Give back the records below exactly, every one, with no pictures.

## BEGIN

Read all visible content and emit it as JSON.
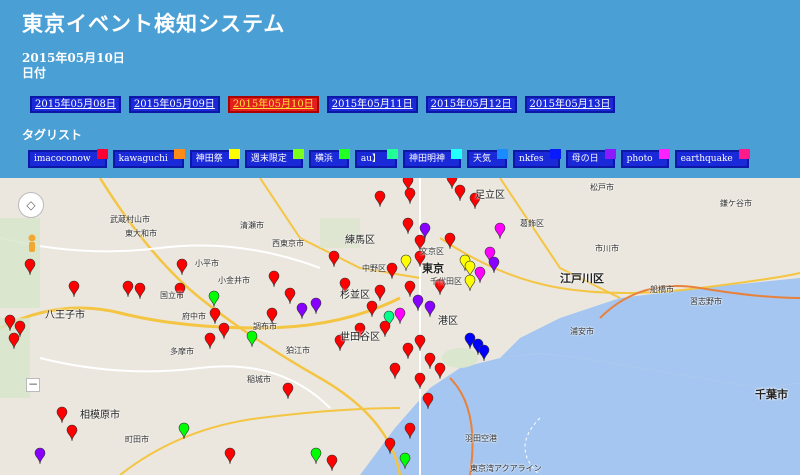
{
  "title": "東京イベント検知システム",
  "current_date": "2015年05月10日",
  "date_label": "日付",
  "dates": [
    {
      "label": "2015年05月08日",
      "active": false
    },
    {
      "label": "2015年05月09日",
      "active": false
    },
    {
      "label": "2015年05月10日",
      "active": true
    },
    {
      "label": "2015年05月11日",
      "active": false
    },
    {
      "label": "2015年05月12日",
      "active": false
    },
    {
      "label": "2015年05月13日",
      "active": false
    }
  ],
  "tag_heading": "タグリスト",
  "tags": [
    {
      "label": "imacoconow",
      "color": "#ff0033"
    },
    {
      "label": "kawaguchi",
      "color": "#ff8c1a"
    },
    {
      "label": "神田祭",
      "color": "#ffff00"
    },
    {
      "label": "週末限定",
      "color": "#7cff1a"
    },
    {
      "label": "横浜",
      "color": "#22ff22"
    },
    {
      "label": "au】",
      "color": "#22ff99"
    },
    {
      "label": "神田明神",
      "color": "#22ffff"
    },
    {
      "label": "天気",
      "color": "#1a8cff"
    },
    {
      "label": "nkfes",
      "color": "#0a1aff"
    },
    {
      "label": "母の日",
      "color": "#8c1aff"
    },
    {
      "label": "photo",
      "color": "#ff22ff"
    },
    {
      "label": "earthquake",
      "color": "#ff1a8c"
    }
  ],
  "map": {
    "labels": [
      {
        "text": "足立区",
        "size": "mid"
      },
      {
        "text": "江戸川区",
        "size": "big"
      },
      {
        "text": "練馬区",
        "size": "mid"
      },
      {
        "text": "東京",
        "size": "big"
      },
      {
        "text": "中野区",
        "size": "small"
      },
      {
        "text": "杉並区",
        "size": "mid"
      },
      {
        "text": "世田谷区",
        "size": "mid"
      },
      {
        "text": "港区",
        "size": "mid"
      },
      {
        "text": "八王子市",
        "size": "mid"
      },
      {
        "text": "相模原市",
        "size": "mid"
      },
      {
        "text": "千葉市",
        "size": "big"
      },
      {
        "text": "町田市",
        "size": "small"
      },
      {
        "text": "武蔵村山市",
        "size": "small"
      },
      {
        "text": "東大和市",
        "size": "small"
      },
      {
        "text": "小平市",
        "size": "small"
      },
      {
        "text": "小金井市",
        "size": "small"
      },
      {
        "text": "国立市",
        "size": "small"
      },
      {
        "text": "府中市",
        "size": "small"
      },
      {
        "text": "調布市",
        "size": "small"
      },
      {
        "text": "狛江市",
        "size": "small"
      },
      {
        "text": "多摩市",
        "size": "small"
      },
      {
        "text": "稲城市",
        "size": "small"
      },
      {
        "text": "清瀬市",
        "size": "small"
      },
      {
        "text": "西東京市",
        "size": "small"
      },
      {
        "text": "習志野市",
        "size": "small"
      },
      {
        "text": "浦安市",
        "size": "small"
      },
      {
        "text": "市川市",
        "size": "small"
      },
      {
        "text": "松戸市",
        "size": "small"
      },
      {
        "text": "鎌ケ谷市",
        "size": "small"
      },
      {
        "text": "船橋市",
        "size": "small"
      },
      {
        "text": "千代田区",
        "size": "small"
      },
      {
        "text": "文京区",
        "size": "small"
      },
      {
        "text": "葛飾区",
        "size": "small"
      },
      {
        "text": "羽田空港",
        "size": "small"
      },
      {
        "text": "東京湾アクアライン",
        "size": "small"
      }
    ]
  }
}
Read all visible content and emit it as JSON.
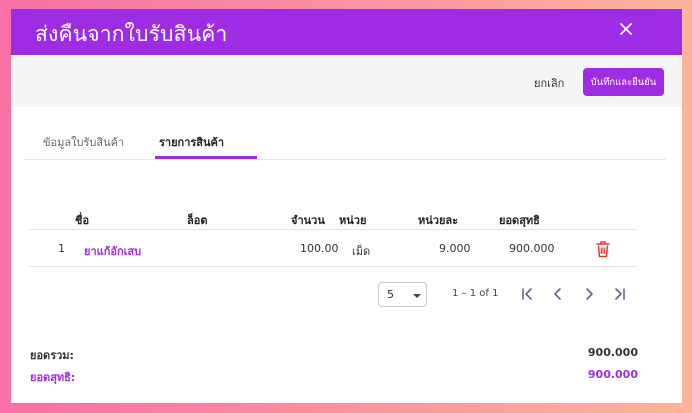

## END

COMPLETE OUTPUT:
Read all visible content and emit it as JSON.
{
  "title": "東京イベント検知システム",
  "current_date": "2015年05月10日",
  "date_label": "日付",
  "dates": [
    {
      "label": "2015年05月08日",
      "active": false
    },
    {
      "label": "2015年05月09日",
      "active": false
    },
    {
      "label": "2015年05月10日",
      "active": true
    },
    {
      "label": "2015年05月11日",
      "active": false
    },
    {
      "label": "2015年05月12日",
      "active": false
    },
    {
      "label": "2015年05月13日",
      "active": false
    }
  ],
  "tag_heading": "タグリスト",
  "tags": [
    {
      "label": "imacoconow",
      "color": "#ff0033"
    },
    {
      "label": "kawaguchi",
      "color": "#ff8c1a"
    },
    {
      "label": "神田祭",
      "color": "#ffff00"
    },
    {
      "label": "週末限定",
      "color": "#7cff1a"
    },
    {
      "label": "横浜",
      "color": "#22ff22"
    },
    {
      "label": "au】",
      "color": "#22ff99"
    },
    {
      "label": "神田明神",
      "color": "#22ffff"
    },
    {
      "label": "天気",
      "color": "#1a8cff"
    },
    {
      "label": "nkfes",
      "color": "#0a1aff"
    },
    {
      "label": "母の日",
      "color": "#8c1aff"
    },
    {
      "label": "photo",
      "color": "#ff22ff"
    },
    {
      "label": "earthquake",
      "color": "#ff1a8c"
    }
  ],
  "map": {
    "labels": [
      {
        "text": "足立区",
        "size": "mid"
      },
      {
        "text": "江戸川区",
        "size": "big"
      },
      {
        "text": "練馬区",
        "size": "mid"
      },
      {
        "text": "東京",
        "size": "big"
      },
      {
        "text": "中野区",
        "size": "small"
      },
      {
        "text": "杉並区",
        "size": "mid"
      },
      {
        "text": "世田谷区",
        "size": "mid"
      },
      {
        "text": "港区",
        "size": "mid"
      },
      {
        "text": "八王子市",
        "size": "mid"
      },
      {
        "text": "相模原市",
        "size": "mid"
      },
      {
        "text": "千葉市",
        "size": "big"
      },
      {
        "text": "町田市",
        "size": "small"
      },
      {
        "text": "武蔵村山市",
        "size": "small"
      },
      {
        "text": "東大和市",
        "size": "small"
      },
      {
        "text": "小平市",
        "size": "small"
      },
      {
        "text": "小金井市",
        "size": "small"
      },
      {
        "text": "国立市",
        "size": "small"
      },
      {
        "text": "府中市",
        "size": "small"
      },
      {
        "text": "調布市",
        "size": "small"
      },
      {
        "text": "狛江市",
        "size": "small"
      },
      {
        "text": "多摩市",
        "size": "small"
      },
      {
        "text": "稲城市",
        "size": "small"
      },
      {
        "text": "清瀬市",
        "size": "small"
      },
      {
        "text": "西東京市",
        "size": "small"
      },
      {
        "text": "習志野市",
        "size": "small"
      },
      {
        "text": "浦安市",
        "size": "small"
      },
      {
        "text": "市川市",
        "size": "small"
      },
      {
        "text": "松戸市",
        "size": "small"
      },
      {
        "text": "鎌ケ谷市",
        "size": "small"
      },
      {
        "text": "船橋市",
        "size": "small"
      },
      {
        "text": "千代田区",
        "size": "small"
      },
      {
        "text": "文京区",
        "size": "small"
      },
      {
        "text": "葛飾区",
        "size": "small"
      },
      {
        "text": "羽田空港",
        "size": "small"
      },
      {
        "text": "東京湾アクアライン",
        "size": "small"
      }
    ]
  }
}
Read all visible content and emit it as JSON.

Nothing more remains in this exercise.